(Given instruction): How many of the lines below hold the word "JSON"? Answer only with the number.

(Records):
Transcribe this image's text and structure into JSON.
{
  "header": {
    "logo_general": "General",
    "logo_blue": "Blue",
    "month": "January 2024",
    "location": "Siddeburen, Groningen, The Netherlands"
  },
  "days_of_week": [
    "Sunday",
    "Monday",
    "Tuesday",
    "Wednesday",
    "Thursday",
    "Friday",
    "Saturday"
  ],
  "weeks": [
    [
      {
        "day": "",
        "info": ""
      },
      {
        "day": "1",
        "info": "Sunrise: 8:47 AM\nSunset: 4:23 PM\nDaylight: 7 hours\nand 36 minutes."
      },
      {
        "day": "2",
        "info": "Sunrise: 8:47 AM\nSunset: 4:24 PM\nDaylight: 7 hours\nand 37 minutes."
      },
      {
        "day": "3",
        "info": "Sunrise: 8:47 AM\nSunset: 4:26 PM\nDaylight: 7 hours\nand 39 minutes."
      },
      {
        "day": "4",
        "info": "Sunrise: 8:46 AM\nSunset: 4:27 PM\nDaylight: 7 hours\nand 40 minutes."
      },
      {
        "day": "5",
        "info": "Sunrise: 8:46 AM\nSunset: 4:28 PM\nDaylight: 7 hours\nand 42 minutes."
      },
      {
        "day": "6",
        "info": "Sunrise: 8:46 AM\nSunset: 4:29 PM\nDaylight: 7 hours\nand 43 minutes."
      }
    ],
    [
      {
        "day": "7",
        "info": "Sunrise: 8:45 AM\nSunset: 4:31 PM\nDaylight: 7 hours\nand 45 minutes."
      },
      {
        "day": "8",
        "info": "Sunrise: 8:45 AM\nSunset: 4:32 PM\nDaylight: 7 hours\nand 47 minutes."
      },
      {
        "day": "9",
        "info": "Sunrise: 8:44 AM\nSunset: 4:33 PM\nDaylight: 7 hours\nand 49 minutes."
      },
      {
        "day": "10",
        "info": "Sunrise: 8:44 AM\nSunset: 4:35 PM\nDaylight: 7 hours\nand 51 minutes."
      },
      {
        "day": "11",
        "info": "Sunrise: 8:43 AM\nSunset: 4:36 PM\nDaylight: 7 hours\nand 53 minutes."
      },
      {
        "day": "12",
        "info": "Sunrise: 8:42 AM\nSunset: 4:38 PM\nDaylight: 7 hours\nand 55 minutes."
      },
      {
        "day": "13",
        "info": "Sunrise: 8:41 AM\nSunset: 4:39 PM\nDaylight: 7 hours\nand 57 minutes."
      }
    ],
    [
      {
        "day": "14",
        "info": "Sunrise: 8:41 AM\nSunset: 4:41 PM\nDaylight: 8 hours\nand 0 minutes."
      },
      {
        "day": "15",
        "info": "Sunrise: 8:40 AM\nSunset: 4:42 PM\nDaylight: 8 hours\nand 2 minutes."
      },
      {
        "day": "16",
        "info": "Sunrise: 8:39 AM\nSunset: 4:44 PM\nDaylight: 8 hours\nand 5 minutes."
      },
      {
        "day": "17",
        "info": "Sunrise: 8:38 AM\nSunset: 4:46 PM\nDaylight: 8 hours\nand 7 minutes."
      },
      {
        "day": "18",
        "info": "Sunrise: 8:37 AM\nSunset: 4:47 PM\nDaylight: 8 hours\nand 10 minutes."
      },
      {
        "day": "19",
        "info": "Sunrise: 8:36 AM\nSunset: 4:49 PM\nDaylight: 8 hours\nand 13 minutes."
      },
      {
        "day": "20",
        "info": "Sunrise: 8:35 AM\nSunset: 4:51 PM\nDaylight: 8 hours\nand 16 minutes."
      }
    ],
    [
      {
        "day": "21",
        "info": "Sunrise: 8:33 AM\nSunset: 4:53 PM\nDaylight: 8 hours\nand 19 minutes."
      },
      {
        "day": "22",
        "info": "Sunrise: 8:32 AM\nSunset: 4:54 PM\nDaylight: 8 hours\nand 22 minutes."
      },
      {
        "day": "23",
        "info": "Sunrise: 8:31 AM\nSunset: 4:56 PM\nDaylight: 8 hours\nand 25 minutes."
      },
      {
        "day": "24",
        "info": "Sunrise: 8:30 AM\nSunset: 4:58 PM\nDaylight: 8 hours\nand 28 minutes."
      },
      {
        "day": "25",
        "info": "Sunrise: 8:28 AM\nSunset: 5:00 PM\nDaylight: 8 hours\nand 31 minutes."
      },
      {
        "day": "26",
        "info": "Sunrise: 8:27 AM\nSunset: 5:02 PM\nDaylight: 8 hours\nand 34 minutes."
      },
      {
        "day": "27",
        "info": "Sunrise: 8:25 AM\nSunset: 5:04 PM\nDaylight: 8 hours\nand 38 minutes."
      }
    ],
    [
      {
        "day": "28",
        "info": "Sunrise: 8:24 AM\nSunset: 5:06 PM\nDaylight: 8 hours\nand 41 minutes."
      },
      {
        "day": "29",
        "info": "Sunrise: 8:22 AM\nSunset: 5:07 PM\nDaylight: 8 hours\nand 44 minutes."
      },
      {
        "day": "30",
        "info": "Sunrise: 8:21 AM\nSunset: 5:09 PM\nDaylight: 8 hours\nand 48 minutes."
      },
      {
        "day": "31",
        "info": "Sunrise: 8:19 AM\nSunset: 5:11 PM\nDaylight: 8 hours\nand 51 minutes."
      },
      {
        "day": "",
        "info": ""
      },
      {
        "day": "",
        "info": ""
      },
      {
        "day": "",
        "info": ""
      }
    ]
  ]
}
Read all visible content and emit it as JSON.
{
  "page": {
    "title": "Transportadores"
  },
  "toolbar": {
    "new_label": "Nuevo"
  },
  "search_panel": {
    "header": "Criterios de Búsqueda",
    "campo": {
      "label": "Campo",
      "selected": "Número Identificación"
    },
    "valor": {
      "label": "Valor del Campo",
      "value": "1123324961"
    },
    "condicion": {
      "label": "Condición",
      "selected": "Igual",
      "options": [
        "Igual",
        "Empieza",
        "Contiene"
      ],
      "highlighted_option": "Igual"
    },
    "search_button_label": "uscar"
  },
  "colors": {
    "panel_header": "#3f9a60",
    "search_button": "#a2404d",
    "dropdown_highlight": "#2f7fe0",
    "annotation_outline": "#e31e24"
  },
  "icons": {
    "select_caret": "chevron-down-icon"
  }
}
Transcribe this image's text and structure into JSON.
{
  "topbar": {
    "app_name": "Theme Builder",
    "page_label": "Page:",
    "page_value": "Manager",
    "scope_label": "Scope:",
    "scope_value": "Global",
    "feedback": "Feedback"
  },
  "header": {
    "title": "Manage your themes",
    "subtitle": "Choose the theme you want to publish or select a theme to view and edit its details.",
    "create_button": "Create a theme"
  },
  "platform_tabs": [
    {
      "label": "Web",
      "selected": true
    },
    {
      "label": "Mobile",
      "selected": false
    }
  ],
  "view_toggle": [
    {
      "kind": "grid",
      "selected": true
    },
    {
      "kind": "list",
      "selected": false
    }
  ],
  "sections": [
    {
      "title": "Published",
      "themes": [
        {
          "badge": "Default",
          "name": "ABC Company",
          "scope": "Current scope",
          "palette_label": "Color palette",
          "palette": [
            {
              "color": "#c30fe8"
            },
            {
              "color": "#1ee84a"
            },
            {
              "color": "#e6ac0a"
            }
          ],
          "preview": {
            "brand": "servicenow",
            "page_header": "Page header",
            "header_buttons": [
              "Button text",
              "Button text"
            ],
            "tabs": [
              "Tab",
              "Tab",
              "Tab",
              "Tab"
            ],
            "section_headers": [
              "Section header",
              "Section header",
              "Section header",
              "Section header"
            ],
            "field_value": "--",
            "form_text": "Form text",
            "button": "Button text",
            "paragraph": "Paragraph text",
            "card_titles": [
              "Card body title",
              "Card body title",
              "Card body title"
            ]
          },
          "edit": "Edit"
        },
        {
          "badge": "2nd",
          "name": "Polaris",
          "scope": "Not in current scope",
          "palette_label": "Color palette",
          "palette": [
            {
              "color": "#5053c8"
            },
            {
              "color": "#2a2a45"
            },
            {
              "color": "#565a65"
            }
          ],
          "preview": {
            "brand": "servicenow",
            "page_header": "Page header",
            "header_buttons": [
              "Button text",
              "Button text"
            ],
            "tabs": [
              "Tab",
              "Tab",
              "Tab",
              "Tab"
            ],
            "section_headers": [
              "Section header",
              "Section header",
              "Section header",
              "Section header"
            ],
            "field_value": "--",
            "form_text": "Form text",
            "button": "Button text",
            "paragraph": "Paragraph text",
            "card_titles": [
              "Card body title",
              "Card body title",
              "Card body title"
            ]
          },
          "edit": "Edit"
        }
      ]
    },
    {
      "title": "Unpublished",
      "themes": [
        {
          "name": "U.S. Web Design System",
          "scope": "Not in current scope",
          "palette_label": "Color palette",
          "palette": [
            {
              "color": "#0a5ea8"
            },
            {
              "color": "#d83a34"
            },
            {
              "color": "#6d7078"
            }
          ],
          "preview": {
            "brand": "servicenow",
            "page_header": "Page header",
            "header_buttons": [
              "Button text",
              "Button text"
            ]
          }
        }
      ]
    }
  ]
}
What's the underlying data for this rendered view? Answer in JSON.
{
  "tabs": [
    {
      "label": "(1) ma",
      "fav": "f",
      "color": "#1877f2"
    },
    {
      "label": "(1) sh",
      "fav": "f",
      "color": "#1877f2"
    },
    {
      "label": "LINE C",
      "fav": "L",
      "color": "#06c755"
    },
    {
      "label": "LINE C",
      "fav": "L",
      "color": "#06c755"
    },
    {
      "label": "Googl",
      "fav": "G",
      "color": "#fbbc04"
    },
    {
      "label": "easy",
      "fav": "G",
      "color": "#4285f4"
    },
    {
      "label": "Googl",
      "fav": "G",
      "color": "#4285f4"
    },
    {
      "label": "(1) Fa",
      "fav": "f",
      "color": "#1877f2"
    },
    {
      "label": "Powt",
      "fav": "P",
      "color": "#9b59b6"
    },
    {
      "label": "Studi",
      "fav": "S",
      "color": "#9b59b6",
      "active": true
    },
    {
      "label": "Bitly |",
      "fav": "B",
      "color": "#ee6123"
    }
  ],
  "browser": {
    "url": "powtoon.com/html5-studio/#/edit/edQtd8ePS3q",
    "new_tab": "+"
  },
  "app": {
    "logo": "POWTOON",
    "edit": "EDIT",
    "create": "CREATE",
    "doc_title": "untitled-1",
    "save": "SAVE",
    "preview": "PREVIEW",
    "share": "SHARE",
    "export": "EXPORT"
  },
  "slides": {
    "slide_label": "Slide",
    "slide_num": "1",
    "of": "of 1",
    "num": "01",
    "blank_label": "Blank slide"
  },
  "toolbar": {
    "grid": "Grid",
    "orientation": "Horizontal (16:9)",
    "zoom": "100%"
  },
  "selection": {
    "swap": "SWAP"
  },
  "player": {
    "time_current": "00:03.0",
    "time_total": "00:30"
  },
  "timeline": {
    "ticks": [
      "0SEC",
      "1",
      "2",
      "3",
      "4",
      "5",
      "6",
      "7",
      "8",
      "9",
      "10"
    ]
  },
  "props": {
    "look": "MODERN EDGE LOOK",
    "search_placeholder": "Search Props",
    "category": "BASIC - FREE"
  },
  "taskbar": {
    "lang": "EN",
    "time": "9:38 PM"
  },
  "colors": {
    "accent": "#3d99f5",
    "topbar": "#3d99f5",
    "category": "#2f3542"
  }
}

(The output): 4